Write out the full set of records below exactly.

_ _ _

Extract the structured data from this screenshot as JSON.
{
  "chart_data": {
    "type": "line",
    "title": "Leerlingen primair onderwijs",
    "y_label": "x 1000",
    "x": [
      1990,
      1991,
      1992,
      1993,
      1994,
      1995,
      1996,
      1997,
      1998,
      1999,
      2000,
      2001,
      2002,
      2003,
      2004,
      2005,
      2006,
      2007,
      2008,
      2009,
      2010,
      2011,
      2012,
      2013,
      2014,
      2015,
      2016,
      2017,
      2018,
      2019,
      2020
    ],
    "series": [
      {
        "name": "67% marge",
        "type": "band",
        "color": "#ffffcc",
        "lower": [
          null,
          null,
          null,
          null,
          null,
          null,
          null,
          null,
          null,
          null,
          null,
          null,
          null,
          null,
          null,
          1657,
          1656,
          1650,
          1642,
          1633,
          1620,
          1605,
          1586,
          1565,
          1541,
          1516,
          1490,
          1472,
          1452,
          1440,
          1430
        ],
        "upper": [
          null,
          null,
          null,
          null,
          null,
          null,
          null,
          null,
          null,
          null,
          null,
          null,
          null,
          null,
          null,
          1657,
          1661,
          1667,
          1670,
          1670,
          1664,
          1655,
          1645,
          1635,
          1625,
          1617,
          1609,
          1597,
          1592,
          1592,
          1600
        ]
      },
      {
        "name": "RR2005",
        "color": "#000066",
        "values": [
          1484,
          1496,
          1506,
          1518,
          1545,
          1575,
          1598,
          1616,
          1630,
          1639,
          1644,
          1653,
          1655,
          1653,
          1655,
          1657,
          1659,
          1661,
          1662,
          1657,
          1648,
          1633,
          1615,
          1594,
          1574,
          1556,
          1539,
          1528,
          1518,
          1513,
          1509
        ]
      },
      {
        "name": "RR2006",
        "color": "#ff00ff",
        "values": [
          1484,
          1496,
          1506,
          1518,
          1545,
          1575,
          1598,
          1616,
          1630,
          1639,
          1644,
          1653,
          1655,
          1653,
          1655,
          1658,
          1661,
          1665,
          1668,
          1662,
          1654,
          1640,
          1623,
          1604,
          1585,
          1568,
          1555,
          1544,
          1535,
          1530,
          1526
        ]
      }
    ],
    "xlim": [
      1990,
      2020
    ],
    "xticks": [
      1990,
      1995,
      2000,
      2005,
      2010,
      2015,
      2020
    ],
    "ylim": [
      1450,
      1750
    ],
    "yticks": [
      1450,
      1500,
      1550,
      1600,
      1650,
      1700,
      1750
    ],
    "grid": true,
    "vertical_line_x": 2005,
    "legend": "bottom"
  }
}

_ _ _

__Reply__:
Extract the structured data from this screenshot as JSON.
{
  "chart_data": {
    "type": "line",
    "title": "Leerlingen primair onderwijs",
    "y_label": "x 1000",
    "x": [
      1990,
      1991,
      1992,
      1993,
      1994,
      1995,
      1996,
      1997,
      1998,
      1999,
      2000,
      2001,
      2002,
      2003,
      2004,
      2005,
      2006,
      2007,
      2008,
      2009,
      2010,
      2011,
      2012,
      2013,
      2014,
      2015,
      2016,
      2017,
      2018,
      2019,
      2020
    ],
    "series": [
      {
        "name": "67% marge",
        "type": "band",
        "color": "#ffffcc",
        "lower": [
          null,
          null,
          null,
          null,
          null,
          null,
          null,
          null,
          null,
          null,
          null,
          null,
          null,
          null,
          null,
          1657,
          1656,
          1650,
          1642,
          1633,
          1620,
          1605,
          1586,
          1565,
          1541,
          1516,
          1490,
          1472,
          1452,
          1440,
          1430
        ],
        "upper": [
          null,
          null,
          null,
          null,
          null,
          null,
          null,
          null,
          null,
          null,
          null,
          null,
          null,
          null,
          null,
          1657,
          1661,
          1667,
          1670,
          1670,
          1664,
          1655,
          1645,
          1635,
          1625,
          1617,
          1609,
          1597,
          1592,
          1592,
          1600
        ]
      },
      {
        "name": "RR2005",
        "color": "#000066",
        "values": [
          1484,
          1496,
          1506,
          1518,
          1545,
          1575,
          1598,
          1616,
          1630,
          1639,
          1644,
          1653,
          1655,
          1653,
          1655,
          1657,
          1659,
          1661,
          1662,
          1657,
          1648,
          1633,
          1615,
          1594,
          1574,
          1556,
          1539,
          1528,
          1518,
          1513,
          1509
        ]
      },
      {
        "name": "RR2006",
        "color": "#ff00ff",
        "values": [
          1484,
          1496,
          1506,
          1518,
          1545,
          1575,
          1598,
          1616,
          1630,
          1639,
          1644,
          1653,
          1655,
          1653,
          1655,
          1658,
          1661,
          1665,
          1668,
          1662,
          1654,
          1640,
          1623,
          1604,
          1585,
          1568,
          1555,
          1544,
          1535,
          1530,
          1526
        ]
      }
    ],
    "xlim": [
      1990,
      2020
    ],
    "xticks": [
      1990,
      1995,
      2000,
      2005,
      2010,
      2015,
      2020
    ],
    "ylim": [
      1450,
      1750
    ],
    "yticks": [
      1450,
      1500,
      1550,
      1600,
      1650,
      1700,
      1750
    ],
    "grid": true,
    "vertical_line_x": 2005,
    "legend": "bottom"
  }
}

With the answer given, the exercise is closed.